## WHAT TO DO
Write out the full set of records below exactly.

Dataset rows:
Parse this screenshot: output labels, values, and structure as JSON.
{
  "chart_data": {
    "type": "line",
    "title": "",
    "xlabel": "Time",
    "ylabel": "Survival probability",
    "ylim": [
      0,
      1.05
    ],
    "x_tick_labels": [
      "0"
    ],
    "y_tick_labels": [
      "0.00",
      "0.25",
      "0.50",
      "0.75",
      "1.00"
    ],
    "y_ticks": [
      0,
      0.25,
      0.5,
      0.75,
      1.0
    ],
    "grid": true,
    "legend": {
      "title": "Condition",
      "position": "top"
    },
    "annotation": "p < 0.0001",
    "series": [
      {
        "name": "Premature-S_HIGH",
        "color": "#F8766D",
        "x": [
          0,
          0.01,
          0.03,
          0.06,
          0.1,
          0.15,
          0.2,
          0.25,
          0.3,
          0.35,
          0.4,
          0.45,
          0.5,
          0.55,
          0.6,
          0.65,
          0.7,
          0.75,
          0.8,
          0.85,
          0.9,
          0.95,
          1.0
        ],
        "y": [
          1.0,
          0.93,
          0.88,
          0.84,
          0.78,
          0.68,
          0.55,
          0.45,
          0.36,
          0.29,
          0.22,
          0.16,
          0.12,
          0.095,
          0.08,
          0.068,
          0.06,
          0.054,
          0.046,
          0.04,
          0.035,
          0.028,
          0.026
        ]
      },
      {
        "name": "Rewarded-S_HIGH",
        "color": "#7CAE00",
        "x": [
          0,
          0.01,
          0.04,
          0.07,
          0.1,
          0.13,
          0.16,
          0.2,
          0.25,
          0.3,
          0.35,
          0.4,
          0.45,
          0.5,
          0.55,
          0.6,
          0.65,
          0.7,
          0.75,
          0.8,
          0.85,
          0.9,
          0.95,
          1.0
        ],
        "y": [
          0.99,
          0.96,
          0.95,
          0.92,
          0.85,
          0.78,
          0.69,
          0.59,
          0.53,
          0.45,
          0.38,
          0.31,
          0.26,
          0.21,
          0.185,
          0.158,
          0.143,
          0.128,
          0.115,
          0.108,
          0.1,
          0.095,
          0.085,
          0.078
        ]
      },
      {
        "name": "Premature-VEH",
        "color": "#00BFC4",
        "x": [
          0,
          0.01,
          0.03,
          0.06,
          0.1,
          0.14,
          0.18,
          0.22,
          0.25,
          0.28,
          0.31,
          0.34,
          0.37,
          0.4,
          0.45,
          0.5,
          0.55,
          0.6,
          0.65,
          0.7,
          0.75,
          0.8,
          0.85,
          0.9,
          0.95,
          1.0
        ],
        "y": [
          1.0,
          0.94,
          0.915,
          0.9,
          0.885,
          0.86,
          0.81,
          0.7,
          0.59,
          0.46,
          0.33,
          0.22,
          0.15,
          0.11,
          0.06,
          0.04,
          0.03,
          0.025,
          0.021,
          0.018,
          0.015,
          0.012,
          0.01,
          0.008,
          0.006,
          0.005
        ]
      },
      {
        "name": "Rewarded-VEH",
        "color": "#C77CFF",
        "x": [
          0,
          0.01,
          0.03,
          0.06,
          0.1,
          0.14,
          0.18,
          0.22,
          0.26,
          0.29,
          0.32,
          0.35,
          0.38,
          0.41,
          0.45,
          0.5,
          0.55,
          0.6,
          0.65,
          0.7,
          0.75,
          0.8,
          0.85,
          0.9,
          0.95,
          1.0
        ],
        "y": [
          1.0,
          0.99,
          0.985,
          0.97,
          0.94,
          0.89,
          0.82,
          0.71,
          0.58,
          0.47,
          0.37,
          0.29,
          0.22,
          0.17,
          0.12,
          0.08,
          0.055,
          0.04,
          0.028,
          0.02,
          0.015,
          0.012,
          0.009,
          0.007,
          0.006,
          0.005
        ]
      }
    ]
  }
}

## RESPONSE TO THIS TASK
Parse this screenshot: output labels, values, and structure as JSON.
{
  "chart_data": {
    "type": "line",
    "title": "",
    "xlabel": "Time",
    "ylabel": "Survival probability",
    "ylim": [
      0,
      1.05
    ],
    "x_tick_labels": [
      "0"
    ],
    "y_tick_labels": [
      "0.00",
      "0.25",
      "0.50",
      "0.75",
      "1.00"
    ],
    "y_ticks": [
      0,
      0.25,
      0.5,
      0.75,
      1.0
    ],
    "grid": true,
    "legend": {
      "title": "Condition",
      "position": "top"
    },
    "annotation": "p < 0.0001",
    "series": [
      {
        "name": "Premature-S_HIGH",
        "color": "#F8766D",
        "x": [
          0,
          0.01,
          0.03,
          0.06,
          0.1,
          0.15,
          0.2,
          0.25,
          0.3,
          0.35,
          0.4,
          0.45,
          0.5,
          0.55,
          0.6,
          0.65,
          0.7,
          0.75,
          0.8,
          0.85,
          0.9,
          0.95,
          1.0
        ],
        "y": [
          1.0,
          0.93,
          0.88,
          0.84,
          0.78,
          0.68,
          0.55,
          0.45,
          0.36,
          0.29,
          0.22,
          0.16,
          0.12,
          0.095,
          0.08,
          0.068,
          0.06,
          0.054,
          0.046,
          0.04,
          0.035,
          0.028,
          0.026
        ]
      },
      {
        "name": "Rewarded-S_HIGH",
        "color": "#7CAE00",
        "x": [
          0,
          0.01,
          0.04,
          0.07,
          0.1,
          0.13,
          0.16,
          0.2,
          0.25,
          0.3,
          0.35,
          0.4,
          0.45,
          0.5,
          0.55,
          0.6,
          0.65,
          0.7,
          0.75,
          0.8,
          0.85,
          0.9,
          0.95,
          1.0
        ],
        "y": [
          0.99,
          0.96,
          0.95,
          0.92,
          0.85,
          0.78,
          0.69,
          0.59,
          0.53,
          0.45,
          0.38,
          0.31,
          0.26,
          0.21,
          0.185,
          0.158,
          0.143,
          0.128,
          0.115,
          0.108,
          0.1,
          0.095,
          0.085,
          0.078
        ]
      },
      {
        "name": "Premature-VEH",
        "color": "#00BFC4",
        "x": [
          0,
          0.01,
          0.03,
          0.06,
          0.1,
          0.14,
          0.18,
          0.22,
          0.25,
          0.28,
          0.31,
          0.34,
          0.37,
          0.4,
          0.45,
          0.5,
          0.55,
          0.6,
          0.65,
          0.7,
          0.75,
          0.8,
          0.85,
          0.9,
          0.95,
          1.0
        ],
        "y": [
          1.0,
          0.94,
          0.915,
          0.9,
          0.885,
          0.86,
          0.81,
          0.7,
          0.59,
          0.46,
          0.33,
          0.22,
          0.15,
          0.11,
          0.06,
          0.04,
          0.03,
          0.025,
          0.021,
          0.018,
          0.015,
          0.012,
          0.01,
          0.008,
          0.006,
          0.005
        ]
      },
      {
        "name": "Rewarded-VEH",
        "color": "#C77CFF",
        "x": [
          0,
          0.01,
          0.03,
          0.06,
          0.1,
          0.14,
          0.18,
          0.22,
          0.26,
          0.29,
          0.32,
          0.35,
          0.38,
          0.41,
          0.45,
          0.5,
          0.55,
          0.6,
          0.65,
          0.7,
          0.75,
          0.8,
          0.85,
          0.9,
          0.95,
          1.0
        ],
        "y": [
          1.0,
          0.99,
          0.985,
          0.97,
          0.94,
          0.89,
          0.82,
          0.71,
          0.58,
          0.47,
          0.37,
          0.29,
          0.22,
          0.17,
          0.12,
          0.08,
          0.055,
          0.04,
          0.028,
          0.02,
          0.015,
          0.012,
          0.009,
          0.007,
          0.006,
          0.005
        ]
      }
    ]
  }
}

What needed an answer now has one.